### Aim:
Gather each line containing the string "angeklickt" from these entries.

### Data listing:
╔══

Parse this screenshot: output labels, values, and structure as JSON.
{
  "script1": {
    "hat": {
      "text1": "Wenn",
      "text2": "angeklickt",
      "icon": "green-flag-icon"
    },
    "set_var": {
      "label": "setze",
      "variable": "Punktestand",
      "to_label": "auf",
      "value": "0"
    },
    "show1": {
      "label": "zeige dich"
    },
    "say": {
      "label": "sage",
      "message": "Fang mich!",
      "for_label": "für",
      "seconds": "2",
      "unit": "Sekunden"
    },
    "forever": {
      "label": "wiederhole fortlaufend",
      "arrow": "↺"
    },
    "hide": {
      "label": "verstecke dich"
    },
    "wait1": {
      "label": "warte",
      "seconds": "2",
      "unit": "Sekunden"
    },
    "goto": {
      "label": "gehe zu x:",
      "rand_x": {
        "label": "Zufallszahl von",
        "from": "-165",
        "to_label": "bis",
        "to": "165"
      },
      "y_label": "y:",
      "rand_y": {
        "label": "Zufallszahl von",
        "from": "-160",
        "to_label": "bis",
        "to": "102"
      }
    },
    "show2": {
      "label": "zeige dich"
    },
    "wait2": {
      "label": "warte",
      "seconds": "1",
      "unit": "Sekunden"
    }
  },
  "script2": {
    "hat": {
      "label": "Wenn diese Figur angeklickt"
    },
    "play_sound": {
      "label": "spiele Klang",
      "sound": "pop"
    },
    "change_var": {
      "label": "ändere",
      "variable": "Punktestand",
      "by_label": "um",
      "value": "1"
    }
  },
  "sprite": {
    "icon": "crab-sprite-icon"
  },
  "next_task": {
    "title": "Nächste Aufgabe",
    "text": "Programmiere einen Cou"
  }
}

╚══

### Exercise result:
      "text2": "angeklickt",
      "label": "Wenn diese Figur angeklickt"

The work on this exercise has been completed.